--- Start of Provided records ---
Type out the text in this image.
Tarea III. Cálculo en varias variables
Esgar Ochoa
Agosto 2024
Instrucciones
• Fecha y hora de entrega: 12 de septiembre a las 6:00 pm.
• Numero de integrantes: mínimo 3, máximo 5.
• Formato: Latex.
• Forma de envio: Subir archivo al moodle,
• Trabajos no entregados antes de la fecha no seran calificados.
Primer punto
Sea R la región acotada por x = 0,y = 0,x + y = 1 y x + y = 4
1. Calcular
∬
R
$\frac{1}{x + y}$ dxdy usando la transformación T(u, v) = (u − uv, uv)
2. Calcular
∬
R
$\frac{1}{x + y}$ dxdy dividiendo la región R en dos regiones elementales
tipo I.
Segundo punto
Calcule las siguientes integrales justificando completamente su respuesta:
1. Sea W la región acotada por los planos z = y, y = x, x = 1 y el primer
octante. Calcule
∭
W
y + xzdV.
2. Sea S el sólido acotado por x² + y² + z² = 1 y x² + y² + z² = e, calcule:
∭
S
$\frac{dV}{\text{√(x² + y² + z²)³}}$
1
--- End of Provided records ---
= Instructions to follow =
Lines that include the word "región" are to be extracted from the data above.

= Right answer =
Sea R la región acotada por x = 0,y = 0,x + y = 1 y x + y = 4
$\frac{1}{x + y}$ dxdy dividiendo la región R en dos regiones elementales
1. Sea W la región acotada por los planos z = y, y = x, x = 1 y el primer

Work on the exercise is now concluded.